### Exercise requirements
[1] From the blog post on performance metrics derived from the confusion matrix, quote every sentence that contains the word "distributions".
[2] Resume the blog post on performance metrics derived from the confusion matrix, picking up right after its final sentence.

### Excerpted text

__________________________________________________

Machine Learning functional performance metrics derived from confusion matrix

Ngoc Tran Ha Bao

In this blog, we’ll be looking at the calculation of functional performance metrics from the confusion matrix. The confusion matrix is specifically used for binary classifiers and we will initially concentrate on binary classification as this is the simplest starting point. With binary classification, we want our machine learning model to be able to discriminate between one of two output classes, which we typically label as positive and negative.

The following picture shows an ideal situation where the two classes are represented as similar normal distributions. Let’s imagine that our classifier will be passed images and it should discriminate between images that include cars and images that have no cars in them.

Because we are initially considering an ideal and unrealistic case, the two normal distributions do not overlap. So we can place our predicted boundary precisely between the two distributions. If we provided training and operational data like this to an algorithm, it should really be able to create a machine learning model that achieves an accuracy of 100%.

However, in the real world, life is not so easy. Machine learning systems are probabilistic and now we will see one of the reasons why this is true. In reality, we will not have two perfectly shaped normal distributions. And the contributions will also normally overlap, which creates an area of uncertainty. If a future observation occurs in this area, we cannot be sure if it is either positive or negative.

__________________________________________________

### Recorded data

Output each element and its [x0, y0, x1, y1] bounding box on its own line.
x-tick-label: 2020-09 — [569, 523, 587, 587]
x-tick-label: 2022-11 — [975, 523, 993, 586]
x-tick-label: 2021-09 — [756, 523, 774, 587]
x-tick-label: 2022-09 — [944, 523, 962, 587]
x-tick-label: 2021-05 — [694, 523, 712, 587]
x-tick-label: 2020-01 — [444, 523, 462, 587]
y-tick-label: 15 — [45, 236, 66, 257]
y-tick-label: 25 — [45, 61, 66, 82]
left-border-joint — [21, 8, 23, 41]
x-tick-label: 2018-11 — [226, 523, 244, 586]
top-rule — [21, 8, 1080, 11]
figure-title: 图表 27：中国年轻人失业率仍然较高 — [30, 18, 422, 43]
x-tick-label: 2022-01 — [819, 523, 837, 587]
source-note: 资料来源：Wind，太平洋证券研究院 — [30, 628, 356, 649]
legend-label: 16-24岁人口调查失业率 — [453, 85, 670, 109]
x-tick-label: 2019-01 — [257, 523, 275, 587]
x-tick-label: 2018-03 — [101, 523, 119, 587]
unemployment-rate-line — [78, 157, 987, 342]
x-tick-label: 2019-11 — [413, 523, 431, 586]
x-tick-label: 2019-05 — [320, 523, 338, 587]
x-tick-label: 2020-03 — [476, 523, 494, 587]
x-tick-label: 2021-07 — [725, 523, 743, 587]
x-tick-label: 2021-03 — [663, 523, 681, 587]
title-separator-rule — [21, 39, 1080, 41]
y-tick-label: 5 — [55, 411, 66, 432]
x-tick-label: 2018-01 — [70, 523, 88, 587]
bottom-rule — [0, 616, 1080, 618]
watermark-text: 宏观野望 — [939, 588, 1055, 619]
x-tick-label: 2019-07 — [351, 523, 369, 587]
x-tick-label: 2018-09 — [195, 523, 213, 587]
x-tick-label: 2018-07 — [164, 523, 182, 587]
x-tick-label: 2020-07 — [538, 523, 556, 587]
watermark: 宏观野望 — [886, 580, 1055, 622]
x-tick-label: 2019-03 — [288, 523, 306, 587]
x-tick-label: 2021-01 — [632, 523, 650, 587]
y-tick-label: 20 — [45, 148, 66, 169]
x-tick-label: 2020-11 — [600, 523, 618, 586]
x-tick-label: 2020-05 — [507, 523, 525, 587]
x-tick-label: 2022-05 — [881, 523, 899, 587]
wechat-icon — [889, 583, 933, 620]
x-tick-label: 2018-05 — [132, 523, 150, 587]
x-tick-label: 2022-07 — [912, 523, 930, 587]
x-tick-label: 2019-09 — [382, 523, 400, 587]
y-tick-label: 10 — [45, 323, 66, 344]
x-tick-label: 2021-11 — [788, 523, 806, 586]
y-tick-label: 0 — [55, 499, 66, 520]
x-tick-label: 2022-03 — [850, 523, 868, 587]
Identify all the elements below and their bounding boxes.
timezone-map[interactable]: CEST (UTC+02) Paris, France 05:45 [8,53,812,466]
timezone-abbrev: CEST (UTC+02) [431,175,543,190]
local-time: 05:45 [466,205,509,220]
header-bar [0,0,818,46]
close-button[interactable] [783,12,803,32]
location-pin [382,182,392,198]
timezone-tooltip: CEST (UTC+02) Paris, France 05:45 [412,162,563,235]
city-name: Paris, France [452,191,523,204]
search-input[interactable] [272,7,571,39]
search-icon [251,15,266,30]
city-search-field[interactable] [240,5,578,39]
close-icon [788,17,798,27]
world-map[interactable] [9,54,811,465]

__________________________________________________

### Results of the exercise
[1]
1. "The following picture shows an ideal situation where the two classes are represented as similar normal distributions."
2. "Because we are initially considering an ideal and unrealistic case, the two normal distributions do not overlap."
3. "So we can place our predicted boundary precisely between the two distributions."
4. "In reality, we will not have two perfectly shaped normal distributions."

[2]
On the following section, we will use the distributions to introduce some of the terminology we use when measuring the accuracy of a binary classifier.

First off, let’s consider what we mean by a true positive. A true positive is where we predict that an observation is positive and it actually is positive, so we are right. This corresponds to the dark green part of the positive distribution, where any future observation will be predicted to be positive because it is to the left of the boundary and it does not overlap with the negative distribution.

Second, let’s consider the true negatives. A true negative is where we predict that an observation is negative and it is true that it is negative. So again, this means we are right. This corresponds to the pink part of the negative distribution in the above picture, where any observation will be predicted to be negative because it is to the right of the boundary and it does not overlap with the positive distribution.

When we are building models, we try to end up with models that predict as many true positives and true negatives as possible as these correspond to correctly labeled observations.

Next, we will consider false positives. A false positive is an observation where the model predicts it is positive when it is actually negative. On the picture, these can appear in the light green area of the two distributions.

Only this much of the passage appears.